■ Input rows ■
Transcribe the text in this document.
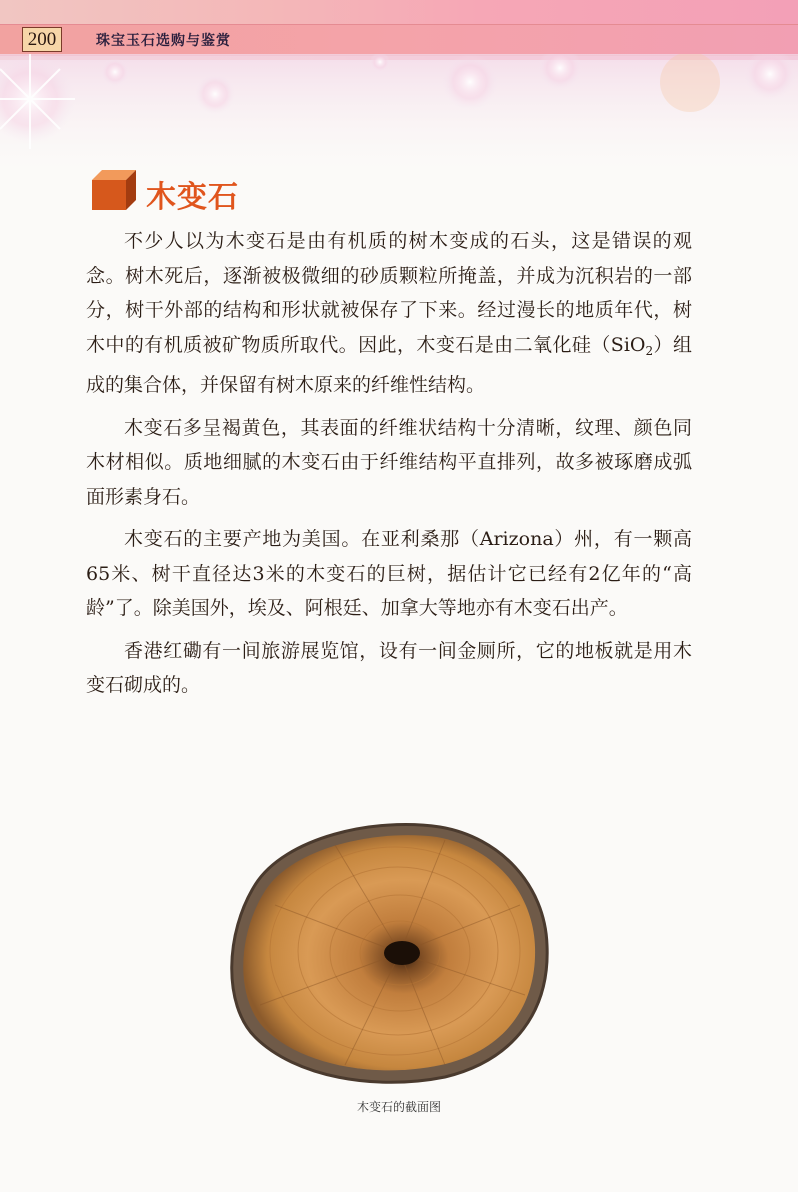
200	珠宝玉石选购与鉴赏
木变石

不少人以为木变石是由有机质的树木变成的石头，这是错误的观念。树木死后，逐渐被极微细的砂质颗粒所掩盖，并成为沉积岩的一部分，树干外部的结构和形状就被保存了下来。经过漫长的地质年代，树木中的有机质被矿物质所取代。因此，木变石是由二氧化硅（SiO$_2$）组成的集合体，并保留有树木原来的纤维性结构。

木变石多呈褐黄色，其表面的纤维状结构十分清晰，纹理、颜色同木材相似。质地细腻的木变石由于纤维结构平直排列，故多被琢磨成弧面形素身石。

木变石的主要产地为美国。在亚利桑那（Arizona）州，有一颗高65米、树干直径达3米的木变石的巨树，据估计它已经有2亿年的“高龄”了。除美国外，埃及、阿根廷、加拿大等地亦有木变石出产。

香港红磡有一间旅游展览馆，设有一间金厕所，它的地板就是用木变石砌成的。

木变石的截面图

■ What is required ■
From start to finish, output the listing exactly, but omit its pictures.

■ Answer to the problem ■
Transcribe the text in this document.
200	珠宝玉石选购与鉴赏
木变石

不少人以为木变石是由有机质的树木变成的石头，这是错误的观念。树木死后，逐渐被极微细的砂质颗粒所掩盖，并成为沉积岩的一部分，树干外部的结构和形状就被保存了下来。经过漫长的地质年代，树木中的有机质被矿物质所取代。因此，木变石是由二氧化硅（SiO$_2$）组成的集合体，并保留有树木原来的纤维性结构。

木变石多呈褐黄色，其表面的纤维状结构十分清晰，纹理、颜色同木材相似。质地细腻的木变石由于纤维结构平直排列，故多被琢磨成弧面形素身石。

木变石的主要产地为美国。在亚利桑那（Arizona）州，有一颗高65米、树干直径达3米的木变石的巨树，据估计它已经有2亿年的“高龄”了。除美国外，埃及、阿根廷、加拿大等地亦有木变石出产。

香港红磡有一间旅游展览馆，设有一间金厕所，它的地板就是用木变石砌成的。

木变石的截面图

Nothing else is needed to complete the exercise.